I'll take you up on that. I'll put a 300 grain bullet from my Lapua into your engine block. Let me know when and where.


----------



## Nambaster (Nov 15, 2007)

HuntinFoolUtah said:


> I'll take you up on that. I'll put a 300 grain bullet from my Lapua into your engine block. Let me know when and where.


:shock: Ok SpringvilleShooter and HuntinFoolUtah are really scaring me... :behindsofa:

There are confirmed instances where shooters have been able to land 1000 yard shots with a 9mm handgun and the 408 Chey Tac has several confirmed one hit kills out past 3000 yards. My last visit at the shooting range there was a guy with a 40 cal hand gun that was practicing out at the 200 yard targets. I put the spotter on his target and was blown away that the rounds he was shooting were hitting paper.

As far as shooting up my car goes.... I guess I will just have to pick a really windy day to make some money.....ray:


----------



## RandomElk16 (Sep 17, 2013)

Nambaster said:


> :shock: Ok SpringvilleShooter and HuntinFoolUtah are really scaring me... :behindsofa:
> 
> There are confirmed instances where shooters have been able to land 1000 yard shots with a 9mm handgun and the 408 Chey Tac has several confirmed one hit kills out past 3000 yards. My last visit at the shooting range there was a guy with a 40 cal hand gun that was practicing out at the 200 yard targets. I put the spotter on his target and was blown away that the rounds he was shooting were hitting paper.
> 
> As far as shooting up my car goes.... I guess I will just have to pick a really windy day to make some money.....ray:


We make wind adjustments.


----------



## Hoopermat (Dec 17, 2010)

You bring the car I'll bring the ammo. 
And your wallet


----------



## JuddCT (Sep 7, 2007)

The way I remember it was the uncle/father/grandfather takes the shot and the boy who wasn't hunting walks over there to look while the rest laugh about how they really missed. We also never had a bird dog growing up. Funny how I was always walking the bottom of the canal/ditch.


----------



## berrysblaster (Nov 27, 2013)

Goob if you don't have a wheeler to baha down to the general area you lobbed a bullet to, then grab a twelve pack drink it while driving to the closest possible spot then send a small child down with vague directions to look for you.


----------



## Nambaster (Nov 15, 2007)

RandomElk16 said:


> We make wind adjustments.


I will keep my fingers crossed for a foggy day....


----------



## KineKilla (Jan 28, 2011)

Heck, I can't even see 1200yds. let alone tell if it has horns.

If I shoot, I check. Period. But I'm lazy by nature so I wait for a closer shot.


----------



## longbow (Mar 31, 2009)

Longgun said:


> wait...
> 
> what? ....
> 
> why did longbow shoot his wheeler at 1200yds?????











Wait, what? I didn't shoot my wheeler. I missed it by three feet. No seriously, I don't know where that came from.

I did shoot a car door three out of four times at 1760 yards but it took me 12 shots to walk the shots in. And! my stepson hit four feet low and hit a kangaroo rat that was hiding in a sagebrush. One mile kill!

Extracted data
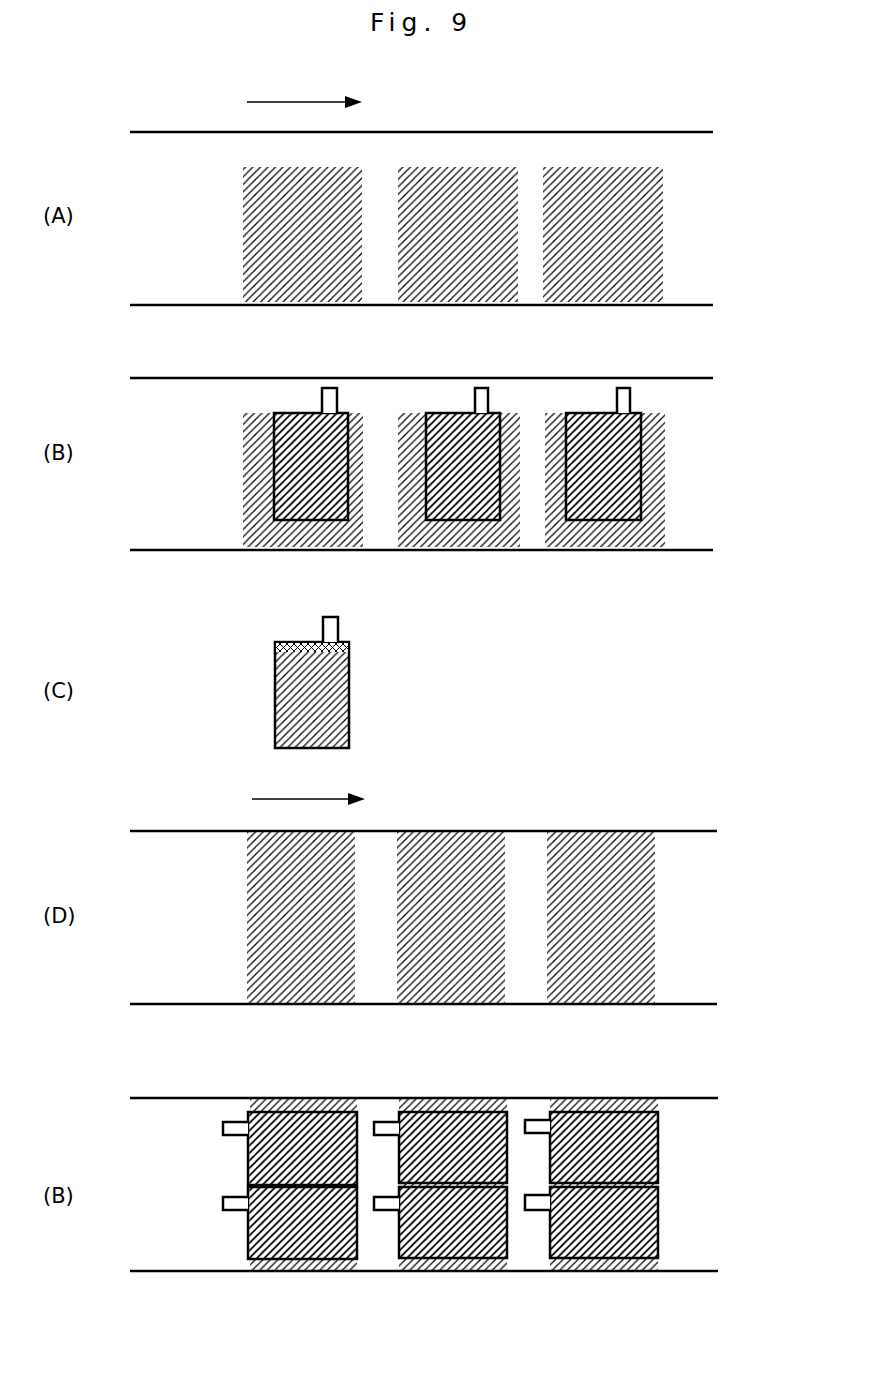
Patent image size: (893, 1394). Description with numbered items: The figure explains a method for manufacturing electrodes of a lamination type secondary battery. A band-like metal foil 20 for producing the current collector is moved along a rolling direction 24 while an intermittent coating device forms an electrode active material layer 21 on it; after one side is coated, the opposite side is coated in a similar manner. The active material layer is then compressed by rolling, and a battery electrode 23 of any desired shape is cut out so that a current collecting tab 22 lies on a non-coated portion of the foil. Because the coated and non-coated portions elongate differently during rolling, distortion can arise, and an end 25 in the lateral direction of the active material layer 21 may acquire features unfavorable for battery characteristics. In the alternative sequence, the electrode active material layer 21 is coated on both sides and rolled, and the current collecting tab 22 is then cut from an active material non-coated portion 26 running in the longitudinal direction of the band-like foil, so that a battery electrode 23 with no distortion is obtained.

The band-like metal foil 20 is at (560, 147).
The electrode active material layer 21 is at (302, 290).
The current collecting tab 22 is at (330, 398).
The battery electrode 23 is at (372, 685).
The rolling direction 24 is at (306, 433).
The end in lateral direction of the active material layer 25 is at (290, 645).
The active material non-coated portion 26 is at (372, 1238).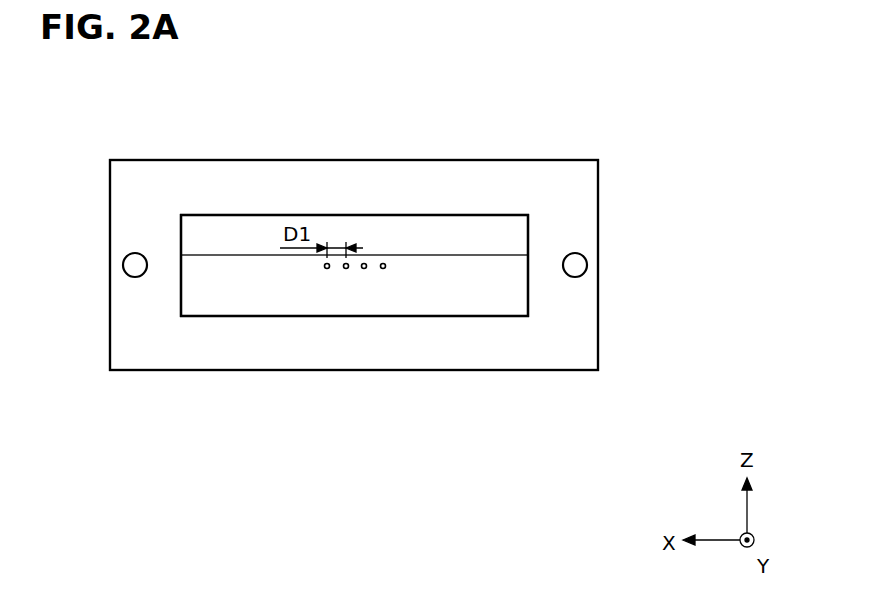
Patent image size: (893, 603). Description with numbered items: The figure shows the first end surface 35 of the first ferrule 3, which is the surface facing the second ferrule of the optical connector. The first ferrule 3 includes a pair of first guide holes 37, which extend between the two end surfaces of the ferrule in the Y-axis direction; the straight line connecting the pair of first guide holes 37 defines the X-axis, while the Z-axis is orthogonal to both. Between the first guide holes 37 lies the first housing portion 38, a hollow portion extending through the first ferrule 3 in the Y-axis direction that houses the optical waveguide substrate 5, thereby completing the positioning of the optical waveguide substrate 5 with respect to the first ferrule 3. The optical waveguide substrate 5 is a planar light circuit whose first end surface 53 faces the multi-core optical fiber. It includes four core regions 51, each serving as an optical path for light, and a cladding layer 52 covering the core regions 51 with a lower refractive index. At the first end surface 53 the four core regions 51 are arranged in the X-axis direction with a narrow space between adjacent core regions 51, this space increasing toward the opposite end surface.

Problems
[a] In the forum thread, shorten the paragraph that begins "There are confirmed instances" into a brief bulleted list that keeps its main facts.
[b] Rename "bird dog" to "retriever" in the forum thread, and give the passage from "## JuddCT (Sep" up to and including "of the canal/ditch." with that change.
The entries above come from a separate source, not from the forum thread.

Responses
[a]
- Shooters have been confirmed hitting 1000-yard shots with a 9mm handgun.
- The 408 Chey Tac has several confirmed one-hit kills beyond 3000 yards.
- At the shooting range, a man was practicing at the 200-yard targets with a 40 cal handgun.
- Through the spotter, his rounds could be seen hitting paper.

[b]
## JuddCT (Sep 7, 2007)

The way I remember it was the uncle/father/grandfather takes the shot and the boy who wasn't hunting walks over there to look while the rest laugh about how they really missed. We also never had a retriever growing up. Funny how I was always walking the bottom of the canal/ditch.